**Stated goal:** Reproduce the data in its entirety, exactly as supplied.

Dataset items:
[START]
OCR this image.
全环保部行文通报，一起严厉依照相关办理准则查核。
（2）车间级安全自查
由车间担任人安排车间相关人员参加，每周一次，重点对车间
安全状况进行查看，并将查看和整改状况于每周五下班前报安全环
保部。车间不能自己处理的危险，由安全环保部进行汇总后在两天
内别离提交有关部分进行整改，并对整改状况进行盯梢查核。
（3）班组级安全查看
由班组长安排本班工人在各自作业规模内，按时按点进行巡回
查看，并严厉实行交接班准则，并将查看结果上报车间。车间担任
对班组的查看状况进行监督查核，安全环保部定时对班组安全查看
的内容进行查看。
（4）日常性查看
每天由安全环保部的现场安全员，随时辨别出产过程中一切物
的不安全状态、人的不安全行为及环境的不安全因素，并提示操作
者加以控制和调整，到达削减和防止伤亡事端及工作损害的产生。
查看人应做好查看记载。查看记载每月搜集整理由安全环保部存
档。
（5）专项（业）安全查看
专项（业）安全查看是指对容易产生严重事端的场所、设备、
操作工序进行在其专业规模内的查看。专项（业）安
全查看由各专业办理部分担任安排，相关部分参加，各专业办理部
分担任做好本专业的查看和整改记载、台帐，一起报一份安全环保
[END]
**Answer to the task:**
OCR this image.
全环保部行文通报，一起严厉依照相关办理准则查核。
（2）车间级安全自查
由车间担任人安排车间相关人员参加，每周一次，重点对车间
安全状况进行查看，并将查看和整改状况于每周五下班前报安全环
保部。车间不能自己处理的危险，由安全环保部进行汇总后在两天
内别离提交有关部分进行整改，并对整改状况进行盯梢查核。
（3）班组级安全查看
由班组长安排本班工人在各自作业规模内，按时按点进行巡回
查看，并严厉实行交接班准则，并将查看结果上报车间。车间担任
对班组的查看状况进行监督查核，安全环保部定时对班组安全查看
的内容进行查看。
（4）日常性查看
每天由安全环保部的现场安全员，随时辨别出产过程中一切物
的不安全状态、人的不安全行为及环境的不安全因素，并提示操作
者加以控制和调整，到达削减和防止伤亡事端及工作损害的产生。
查看人应做好查看记载。查看记载每月搜集整理由安全环保部存
档。
（5）专项（业）安全查看
专项（业）安全查看是指对容易产生严重事端的场所、设备、
操作工序进行在其专业规模内的查看。专项（业）安
全查看由各专业办理部分担任安排，相关部分参加，各专业办理部
分担任做好本专业的查看和整改记载、台帐，一起报一份安全环保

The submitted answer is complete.